■ Goal of the exercise ■
Read the material below and tally how many lines hold the word "COSTS", giving the number and nothing else.

■ Data shown ■
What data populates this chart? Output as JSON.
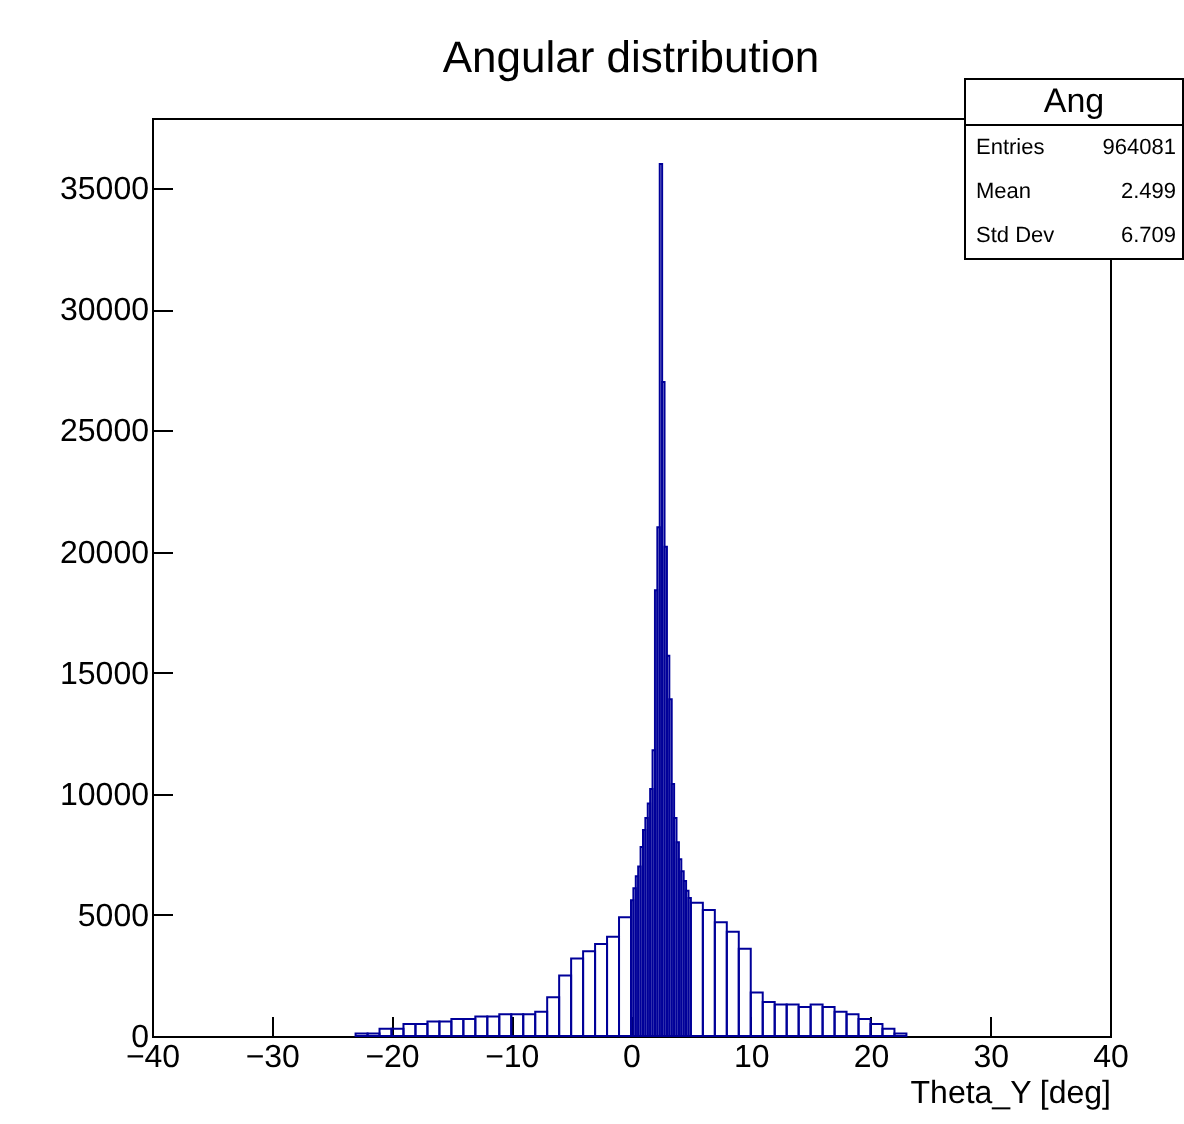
{
  "chart_data": {
    "type": "histogram",
    "title": "Angular distribution",
    "xlabel": "Theta_Y [deg]",
    "bins": [
      -23,
      -22,
      -21,
      -20,
      -19,
      -18,
      -17,
      -16,
      -15,
      -14,
      -13,
      -12,
      -11,
      -10,
      -9,
      -8,
      -7,
      -6,
      -5,
      -4,
      -3,
      -2,
      -1,
      0,
      0.2,
      0.4,
      0.6,
      0.8,
      1.0,
      1.2,
      1.4,
      1.6,
      1.8,
      2.0,
      2.2,
      2.4,
      2.6,
      2.8,
      3.0,
      3.2,
      3.4,
      3.6,
      3.8,
      4.0,
      4.2,
      4.4,
      4.6,
      4.8,
      5.0,
      6,
      7,
      8,
      9,
      10,
      11,
      12,
      13,
      14,
      15,
      16,
      17,
      18,
      19,
      20,
      21,
      22,
      23
    ],
    "values": [
      100,
      100,
      300,
      300,
      500,
      500,
      600,
      600,
      700,
      700,
      800,
      800,
      900,
      900,
      900,
      1000,
      1600,
      2500,
      3200,
      3500,
      3800,
      4100,
      4900,
      5600,
      6100,
      6600,
      7000,
      7800,
      8500,
      9000,
      9600,
      10200,
      11800,
      18400,
      21000,
      36000,
      27000,
      20200,
      15700,
      13900,
      10400,
      9000,
      8000,
      7300,
      6800,
      6400,
      6000,
      5700,
      5500,
      5200,
      4700,
      4300,
      3600,
      1800,
      1400,
      1300,
      1300,
      1200,
      1300,
      1200,
      1000,
      900,
      700,
      500,
      300,
      100
    ],
    "color": "#000099",
    "xlim": [
      -40,
      40
    ],
    "xticks": [
      -40,
      -30,
      -20,
      -10,
      0,
      10,
      20,
      30,
      40
    ],
    "ylim": [
      0,
      37900
    ],
    "yticks": [
      0,
      5000,
      10000,
      15000,
      20000,
      25000,
      30000,
      35000
    ],
    "annotations": [
      "Ang",
      "Entries",
      "964081",
      "Mean",
      "2.499",
      "Std Dev",
      "6.709"
    ]
  }
}
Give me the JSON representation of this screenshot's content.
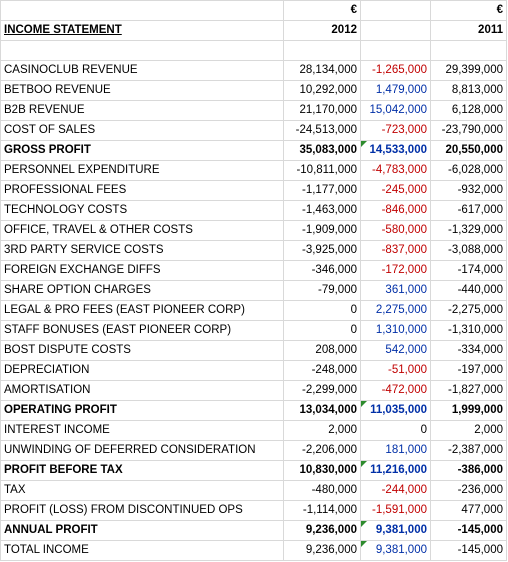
{
  "header": {
    "currency_2012": "€",
    "currency_2011": "€",
    "title": "INCOME STATEMENT",
    "year_2012": "2012",
    "year_2011": "2011"
  },
  "rows": [
    {
      "label": "CASINOCLUB REVENUE",
      "v2012": "28,134,000",
      "var": "-1,265,000",
      "v2011": "29,399,000",
      "bold": false,
      "flag": false
    },
    {
      "label": "BETBOO REVENUE",
      "v2012": "10,292,000",
      "var": "1,479,000",
      "v2011": "8,813,000",
      "bold": false,
      "flag": false
    },
    {
      "label": "B2B REVENUE",
      "v2012": "21,170,000",
      "var": "15,042,000",
      "v2011": "6,128,000",
      "bold": false,
      "flag": false
    },
    {
      "label": "COST OF SALES",
      "v2012": "-24,513,000",
      "var": "-723,000",
      "v2011": "-23,790,000",
      "bold": false,
      "flag": false
    },
    {
      "label": "GROSS PROFIT",
      "v2012": "35,083,000",
      "var": "14,533,000",
      "v2011": "20,550,000",
      "bold": true,
      "flag": true
    },
    {
      "label": "PERSONNEL EXPENDITURE",
      "v2012": "-10,811,000",
      "var": "-4,783,000",
      "v2011": "-6,028,000",
      "bold": false,
      "flag": false
    },
    {
      "label": "PROFESSIONAL FEES",
      "v2012": "-1,177,000",
      "var": "-245,000",
      "v2011": "-932,000",
      "bold": false,
      "flag": false
    },
    {
      "label": "TECHNOLOGY COSTS",
      "v2012": "-1,463,000",
      "var": "-846,000",
      "v2011": "-617,000",
      "bold": false,
      "flag": false
    },
    {
      "label": "OFFICE, TRAVEL & OTHER COSTS",
      "v2012": "-1,909,000",
      "var": "-580,000",
      "v2011": "-1,329,000",
      "bold": false,
      "flag": false
    },
    {
      "label": "3RD PARTY SERVICE COSTS",
      "v2012": "-3,925,000",
      "var": "-837,000",
      "v2011": "-3,088,000",
      "bold": false,
      "flag": false
    },
    {
      "label": "FOREIGN EXCHANGE DIFFS",
      "v2012": "-346,000",
      "var": "-172,000",
      "v2011": "-174,000",
      "bold": false,
      "flag": false
    },
    {
      "label": "SHARE OPTION CHARGES",
      "v2012": "-79,000",
      "var": "361,000",
      "v2011": "-440,000",
      "bold": false,
      "flag": false
    },
    {
      "label": "LEGAL & PRO FEES (EAST PIONEER CORP)",
      "v2012": "0",
      "var": "2,275,000",
      "v2011": "-2,275,000",
      "bold": false,
      "flag": false
    },
    {
      "label": "STAFF BONUSES (EAST PIONEER CORP)",
      "v2012": "0",
      "var": "1,310,000",
      "v2011": "-1,310,000",
      "bold": false,
      "flag": false
    },
    {
      "label": "BOST DISPUTE COSTS",
      "v2012": "208,000",
      "var": "542,000",
      "v2011": "-334,000",
      "bold": false,
      "flag": false
    },
    {
      "label": "DEPRECIATION",
      "v2012": "-248,000",
      "var": "-51,000",
      "v2011": "-197,000",
      "bold": false,
      "flag": false
    },
    {
      "label": "AMORTISATION",
      "v2012": "-2,299,000",
      "var": "-472,000",
      "v2011": "-1,827,000",
      "bold": false,
      "flag": false
    },
    {
      "label": "OPERATING PROFIT",
      "v2012": "13,034,000",
      "var": "11,035,000",
      "v2011": "1,999,000",
      "bold": true,
      "flag": true
    },
    {
      "label": "INTEREST INCOME",
      "v2012": "2,000",
      "var": "0",
      "v2011": "2,000",
      "bold": false,
      "flag": false
    },
    {
      "label": "UNWINDING OF DEFERRED CONSIDERATION",
      "v2012": "-2,206,000",
      "var": "181,000",
      "v2011": "-2,387,000",
      "bold": false,
      "flag": false
    },
    {
      "label": "PROFIT BEFORE TAX",
      "v2012": "10,830,000",
      "var": "11,216,000",
      "v2011": "-386,000",
      "bold": true,
      "flag": true
    },
    {
      "label": "TAX",
      "v2012": "-480,000",
      "var": "-244,000",
      "v2011": "-236,000",
      "bold": false,
      "flag": false
    },
    {
      "label": "PROFIT (LOSS) FROM DISCONTINUED OPS",
      "v2012": "-1,114,000",
      "var": "-1,591,000",
      "v2011": "477,000",
      "bold": false,
      "flag": false
    },
    {
      "label": "ANNUAL PROFIT",
      "v2012": "9,236,000",
      "var": "9,381,000",
      "v2011": "-145,000",
      "bold": true,
      "flag": true
    },
    {
      "label": "TOTAL INCOME",
      "v2012": "9,236,000",
      "var": "9,381,000",
      "v2011": "-145,000",
      "bold": false,
      "flag": true
    }
  ],
  "colors": {
    "negative_variance": "#c00000",
    "positive_variance": "#002fa7",
    "gridline": "#d9d9d9",
    "comment_flag": "#2e8b2e"
  }
}
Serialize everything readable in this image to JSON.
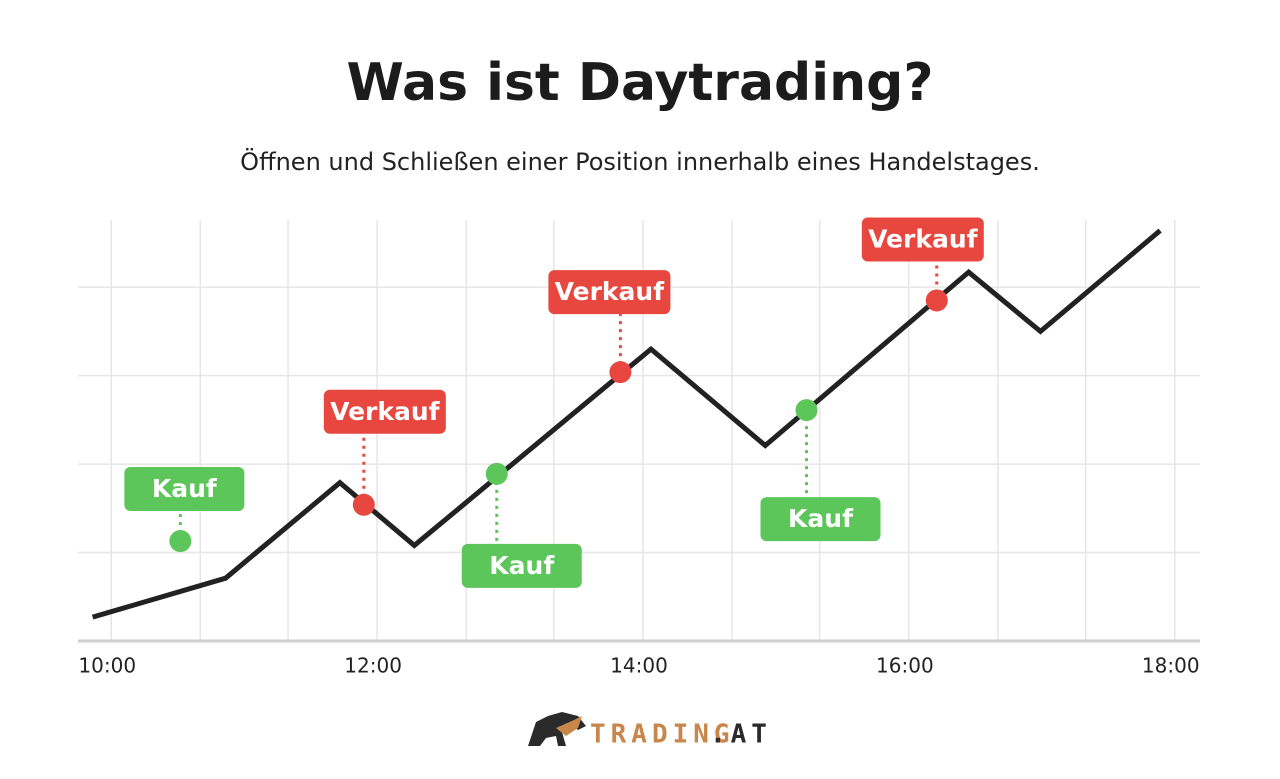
{
  "header": {
    "title": "Was ist Daytrading?",
    "subtitle": "Öffnen und Schließen einer Position innerhalb eines Handelstages."
  },
  "chart_data": {
    "type": "line",
    "x": [
      9.86,
      10.86,
      11.72,
      12.28,
      14.06,
      14.92,
      16.45,
      16.99,
      17.89
    ],
    "series": [
      {
        "color": "#222222",
        "values": [
          0.27,
          0.71,
          1.79,
          1.08,
          3.3,
          2.21,
          4.17,
          3.5,
          4.64
        ]
      }
    ],
    "xlim": [
      9.75,
      18.19
    ],
    "ylim": [
      0,
      4.85
    ],
    "xticks": [
      {
        "value": 10,
        "label": "10:00"
      },
      {
        "value": 12,
        "label": "12:00"
      },
      {
        "value": 14,
        "label": "14:00"
      },
      {
        "value": 16,
        "label": "16:00"
      },
      {
        "value": 18,
        "label": "18:00"
      }
    ],
    "xgrid": [
      10,
      10.67,
      11.33,
      12,
      12.67,
      13.33,
      14,
      14.67,
      15.33,
      16,
      16.67,
      17.33,
      18
    ],
    "yticks": [
      0,
      1,
      2,
      3,
      4
    ],
    "grid": true,
    "signals": [
      {
        "label": "Kauf",
        "x": 10.52,
        "y": 1.13,
        "color": "#5cc65a",
        "position": "above"
      },
      {
        "label": "Verkauf",
        "x": 11.9,
        "y": 1.54,
        "color": "#e8473f",
        "position": "above"
      },
      {
        "label": "Kauf",
        "x": 12.9,
        "y": 1.89,
        "color": "#5cc65a",
        "position": "below"
      },
      {
        "label": "Verkauf",
        "x": 13.83,
        "y": 3.04,
        "color": "#e8473f",
        "position": "above"
      },
      {
        "label": "Kauf",
        "x": 15.23,
        "y": 2.61,
        "color": "#5cc65a",
        "position": "below"
      },
      {
        "label": "Verkauf",
        "x": 16.21,
        "y": 3.85,
        "color": "#e8473f",
        "position": "above"
      }
    ]
  },
  "footer": {
    "logo_main": "TRADING",
    "logo_suffix": ".AT"
  }
}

■ Task response ■
4